(What you are asked to do) All of the material below is to be returned exactly.
-- begin --
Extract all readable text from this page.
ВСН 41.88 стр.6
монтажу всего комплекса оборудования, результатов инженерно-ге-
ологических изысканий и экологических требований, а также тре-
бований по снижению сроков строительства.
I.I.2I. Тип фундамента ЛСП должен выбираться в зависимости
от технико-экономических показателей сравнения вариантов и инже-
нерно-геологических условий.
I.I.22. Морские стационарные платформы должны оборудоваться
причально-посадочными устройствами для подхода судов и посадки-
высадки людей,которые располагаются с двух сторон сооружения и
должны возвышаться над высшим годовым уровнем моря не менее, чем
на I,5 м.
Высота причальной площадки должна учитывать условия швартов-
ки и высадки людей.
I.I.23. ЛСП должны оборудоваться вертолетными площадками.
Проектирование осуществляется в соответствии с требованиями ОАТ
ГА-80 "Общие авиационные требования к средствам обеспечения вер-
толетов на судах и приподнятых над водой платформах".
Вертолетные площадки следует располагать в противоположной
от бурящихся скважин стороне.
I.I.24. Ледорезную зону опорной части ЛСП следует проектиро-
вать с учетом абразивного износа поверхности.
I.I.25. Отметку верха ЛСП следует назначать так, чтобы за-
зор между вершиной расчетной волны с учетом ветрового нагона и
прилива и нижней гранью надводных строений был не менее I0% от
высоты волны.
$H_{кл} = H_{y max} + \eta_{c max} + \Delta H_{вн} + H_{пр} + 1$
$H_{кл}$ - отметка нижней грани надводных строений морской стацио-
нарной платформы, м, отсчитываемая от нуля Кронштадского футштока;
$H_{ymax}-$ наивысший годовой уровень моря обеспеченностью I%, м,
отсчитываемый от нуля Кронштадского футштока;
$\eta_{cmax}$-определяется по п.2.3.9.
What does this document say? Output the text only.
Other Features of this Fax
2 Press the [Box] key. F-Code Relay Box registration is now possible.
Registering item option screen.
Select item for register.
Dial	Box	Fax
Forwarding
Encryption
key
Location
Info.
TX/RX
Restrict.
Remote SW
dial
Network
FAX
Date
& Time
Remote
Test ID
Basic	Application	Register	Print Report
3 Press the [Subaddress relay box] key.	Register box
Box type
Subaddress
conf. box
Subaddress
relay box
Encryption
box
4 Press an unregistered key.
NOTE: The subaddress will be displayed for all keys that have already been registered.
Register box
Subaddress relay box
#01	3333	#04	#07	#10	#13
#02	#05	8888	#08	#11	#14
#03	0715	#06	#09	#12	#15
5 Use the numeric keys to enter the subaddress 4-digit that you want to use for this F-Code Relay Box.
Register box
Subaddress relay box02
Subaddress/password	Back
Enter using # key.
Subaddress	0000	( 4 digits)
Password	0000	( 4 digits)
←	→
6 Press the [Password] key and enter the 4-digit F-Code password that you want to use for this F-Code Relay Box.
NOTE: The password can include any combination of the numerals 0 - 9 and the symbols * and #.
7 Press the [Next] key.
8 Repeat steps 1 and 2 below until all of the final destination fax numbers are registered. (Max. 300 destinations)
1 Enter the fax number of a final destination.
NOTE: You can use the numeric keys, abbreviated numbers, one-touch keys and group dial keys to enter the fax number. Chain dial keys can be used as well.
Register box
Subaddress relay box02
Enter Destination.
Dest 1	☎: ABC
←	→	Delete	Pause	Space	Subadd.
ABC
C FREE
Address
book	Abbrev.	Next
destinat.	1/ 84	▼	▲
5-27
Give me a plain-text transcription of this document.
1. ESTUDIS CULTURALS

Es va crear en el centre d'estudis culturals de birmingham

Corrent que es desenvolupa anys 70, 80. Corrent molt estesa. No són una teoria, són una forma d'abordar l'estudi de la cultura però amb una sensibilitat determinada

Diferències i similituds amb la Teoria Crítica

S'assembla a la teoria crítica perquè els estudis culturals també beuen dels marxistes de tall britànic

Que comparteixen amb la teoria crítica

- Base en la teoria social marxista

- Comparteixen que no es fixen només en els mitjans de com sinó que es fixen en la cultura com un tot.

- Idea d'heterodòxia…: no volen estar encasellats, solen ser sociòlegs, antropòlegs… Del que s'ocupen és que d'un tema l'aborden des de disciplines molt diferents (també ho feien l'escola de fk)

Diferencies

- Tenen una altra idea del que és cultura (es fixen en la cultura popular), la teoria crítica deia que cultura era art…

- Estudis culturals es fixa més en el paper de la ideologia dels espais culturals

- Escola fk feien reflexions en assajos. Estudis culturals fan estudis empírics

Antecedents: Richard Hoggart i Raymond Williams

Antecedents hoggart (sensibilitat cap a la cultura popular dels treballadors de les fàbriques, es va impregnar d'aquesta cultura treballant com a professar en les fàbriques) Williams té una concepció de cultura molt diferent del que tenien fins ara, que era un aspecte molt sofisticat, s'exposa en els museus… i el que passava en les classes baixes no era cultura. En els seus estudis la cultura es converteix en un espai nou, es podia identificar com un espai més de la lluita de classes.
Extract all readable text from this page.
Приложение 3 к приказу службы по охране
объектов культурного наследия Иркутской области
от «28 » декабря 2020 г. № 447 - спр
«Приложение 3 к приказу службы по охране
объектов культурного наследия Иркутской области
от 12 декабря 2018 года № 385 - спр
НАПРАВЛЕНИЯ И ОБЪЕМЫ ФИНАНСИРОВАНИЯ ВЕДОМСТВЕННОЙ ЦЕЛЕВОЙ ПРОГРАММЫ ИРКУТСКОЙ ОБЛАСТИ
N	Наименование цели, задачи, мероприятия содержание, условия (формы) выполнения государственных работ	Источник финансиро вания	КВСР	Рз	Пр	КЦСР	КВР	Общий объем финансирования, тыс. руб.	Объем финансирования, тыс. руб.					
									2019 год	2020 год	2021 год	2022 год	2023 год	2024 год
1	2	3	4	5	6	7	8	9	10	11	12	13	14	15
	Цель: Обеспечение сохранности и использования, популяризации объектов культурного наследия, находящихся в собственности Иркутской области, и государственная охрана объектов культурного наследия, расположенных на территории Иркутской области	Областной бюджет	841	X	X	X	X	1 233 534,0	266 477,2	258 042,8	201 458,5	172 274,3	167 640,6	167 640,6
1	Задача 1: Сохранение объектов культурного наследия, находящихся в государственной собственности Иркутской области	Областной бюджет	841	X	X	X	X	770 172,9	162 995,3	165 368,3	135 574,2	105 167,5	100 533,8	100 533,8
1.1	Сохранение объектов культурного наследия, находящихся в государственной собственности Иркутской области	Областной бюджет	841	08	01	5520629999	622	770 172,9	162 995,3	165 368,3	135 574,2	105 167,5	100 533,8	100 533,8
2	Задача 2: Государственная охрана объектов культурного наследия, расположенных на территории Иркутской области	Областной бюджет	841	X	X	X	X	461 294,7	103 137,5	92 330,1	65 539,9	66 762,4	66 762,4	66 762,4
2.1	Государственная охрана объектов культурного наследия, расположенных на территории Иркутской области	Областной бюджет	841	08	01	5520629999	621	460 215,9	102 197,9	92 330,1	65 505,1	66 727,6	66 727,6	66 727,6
-- end --
(Expected answer)
Extract all readable text from this page.
ВСН 41.88 стр.6
монтажу всего комплекса оборудования, результатов инженерно-ге-
ологических изысканий и экологических требований, а также тре-
бований по снижению сроков строительства.
I.I.2I. Тип фундамента ЛСП должен выбираться в зависимости
от технико-экономических показателей сравнения вариантов и инже-
нерно-геологических условий.
I.I.22. Морские стационарные платформы должны оборудоваться
причально-посадочными устройствами для подхода судов и посадки-
высадки людей,которые располагаются с двух сторон сооружения и
должны возвышаться над высшим годовым уровнем моря не менее, чем
на I,5 м.
Высота причальной площадки должна учитывать условия швартов-
ки и высадки людей.
I.I.23. ЛСП должны оборудоваться вертолетными площадками.
Проектирование осуществляется в соответствии с требованиями ОАТ
ГА-80 "Общие авиационные требования к средствам обеспечения вер-
толетов на судах и приподнятых над водой платформах".
Вертолетные площадки следует располагать в противоположной
от бурящихся скважин стороне.
I.I.24. Ледорезную зону опорной части ЛСП следует проектиро-
вать с учетом абразивного износа поверхности.
I.I.25. Отметку верха ЛСП следует назначать так, чтобы за-
зор между вершиной расчетной волны с учетом ветрового нагона и
прилива и нижней гранью надводных строений был не менее I0% от
высоты волны.
$H_{кл} = H_{y max} + \eta_{c max} + \Delta H_{вн} + H_{пр} + 1$
$H_{кл}$ - отметка нижней грани надводных строений морской стацио-
нарной платформы, м, отсчитываемая от нуля Кронштадского футштока;
$H_{ymax}-$ наивысший годовой уровень моря обеспеченностью I%, м,
отсчитываемый от нуля Кронштадского футштока;
$\eta_{cmax}$-определяется по п.2.3.9.
What does this document say? Output the text only.
Other Features of this Fax
2 Press the [Box] key. F-Code Relay Box registration is now possible.
Registering item option screen.
Select item for register.
Dial	Box	Fax
Forwarding
Encryption
key
Location
Info.
TX/RX
Restrict.
Remote SW
dial
Network
FAX
Date
& Time
Remote
Test ID
Basic	Application	Register	Print Report
3 Press the [Subaddress relay box] key.	Register box
Box type
Subaddress
conf. box
Subaddress
relay box
Encryption
box
4 Press an unregistered key.
NOTE: The subaddress will be displayed for all keys that have already been registered.
Register box
Subaddress relay box
#01	3333	#04	#07	#10	#13
#02	#05	8888	#08	#11	#14
#03	0715	#06	#09	#12	#15
5 Use the numeric keys to enter the subaddress 4-digit that you want to use for this F-Code Relay Box.
Register box
Subaddress relay box02
Subaddress/password	Back
Enter using # key.
Subaddress	0000	( 4 digits)
Password	0000	( 4 digits)
←	→
6 Press the [Password] key and enter the 4-digit F-Code password that you want to use for this F-Code Relay Box.
NOTE: The password can include any combination of the numerals 0 - 9 and the symbols * and #.
7 Press the [Next] key.
8 Repeat steps 1 and 2 below until all of the final destination fax numbers are registered. (Max. 300 destinations)
1 Enter the fax number of a final destination.
NOTE: You can use the numeric keys, abbreviated numbers, one-touch keys and group dial keys to enter the fax number. Chain dial keys can be used as well.
Register box
Subaddress relay box02
Enter Destination.
Dest 1	☎: ABC
←	→	Delete	Pause	Space	Subadd.
ABC
C FREE
Address
book	Abbrev.	Next
destinat.	1/ 84	▼	▲
5-27
Give me a plain-text transcription of this document.
1. ESTUDIS CULTURALS

Es va crear en el centre d'estudis culturals de birmingham

Corrent que es desenvolupa anys 70, 80. Corrent molt estesa. No són una teoria, són una forma d'abordar l'estudi de la cultura però amb una sensibilitat determinada

Diferències i similituds amb la Teoria Crítica

S'assembla a la teoria crítica perquè els estudis culturals també beuen dels marxistes de tall britànic

Que comparteixen amb la teoria crítica

- Base en la teoria social marxista

- Comparteixen que no es fixen només en els mitjans de com sinó que es fixen en la cultura com un tot.

- Idea d'heterodòxia…: no volen estar encasellats, solen ser sociòlegs, antropòlegs… Del que s'ocupen és que d'un tema l'aborden des de disciplines molt diferents (també ho feien l'escola de fk)

Diferencies

- Tenen una altra idea del que és cultura (es fixen en la cultura popular), la teoria crítica deia que cultura era art…

- Estudis culturals es fixa més en el paper de la ideologia dels espais culturals

- Escola fk feien reflexions en assajos. Estudis culturals fan estudis empírics

Antecedents: Richard Hoggart i Raymond Williams

Antecedents hoggart (sensibilitat cap a la cultura popular dels treballadors de les fàbriques, es va impregnar d'aquesta cultura treballant com a professar en les fàbriques) Williams té una concepció de cultura molt diferent del que tenien fins ara, que era un aspecte molt sofisticat, s'exposa en els museus… i el que passava en les classes baixes no era cultura. En els seus estudis la cultura es converteix en un espai nou, es podia identificar com un espai més de la lluita de classes.
Extract all readable text from this page.
Приложение 3 к приказу службы по охране
объектов культурного наследия Иркутской области
от «28 » декабря 2020 г. № 447 - спр
«Приложение 3 к приказу службы по охране
объектов культурного наследия Иркутской области
от 12 декабря 2018 года № 385 - спр
НАПРАВЛЕНИЯ И ОБЪЕМЫ ФИНАНСИРОВАНИЯ ВЕДОМСТВЕННОЙ ЦЕЛЕВОЙ ПРОГРАММЫ ИРКУТСКОЙ ОБЛАСТИ
N	Наименование цели, задачи, мероприятия содержание, условия (формы) выполнения государственных работ	Источник финансиро вания	КВСР	Рз	Пр	КЦСР	КВР	Общий объем финансирования, тыс. руб.	Объем финансирования, тыс. руб.					
									2019 год	2020 год	2021 год	2022 год	2023 год	2024 год
1	2	3	4	5	6	7	8	9	10	11	12	13	14	15
	Цель: Обеспечение сохранности и использования, популяризации объектов культурного наследия, находящихся в собственности Иркутской области, и государственная охрана объектов культурного наследия, расположенных на территории Иркутской области	Областной бюджет	841	X	X	X	X	1 233 534,0	266 477,2	258 042,8	201 458,5	172 274,3	167 640,6	167 640,6
1	Задача 1: Сохранение объектов культурного наследия, находящихся в государственной собственности Иркутской области	Областной бюджет	841	X	X	X	X	770 172,9	162 995,3	165 368,3	135 574,2	105 167,5	100 533,8	100 533,8
1.1	Сохранение объектов культурного наследия, находящихся в государственной собственности Иркутской области	Областной бюджет	841	08	01	5520629999	622	770 172,9	162 995,3	165 368,3	135 574,2	105 167,5	100 533,8	100 533,8
2	Задача 2: Государственная охрана объектов культурного наследия, расположенных на территории Иркутской области	Областной бюджет	841	X	X	X	X	461 294,7	103 137,5	92 330,1	65 539,9	66 762,4	66 762,4	66 762,4
2.1	Государственная охрана объектов культурного наследия, расположенных на территории Иркутской области	Областной бюджет	841	08	01	5520629999	621	460 215,9	102 197,9	92 330,1	65 505,1	66 727,6	66 727,6	66 727,6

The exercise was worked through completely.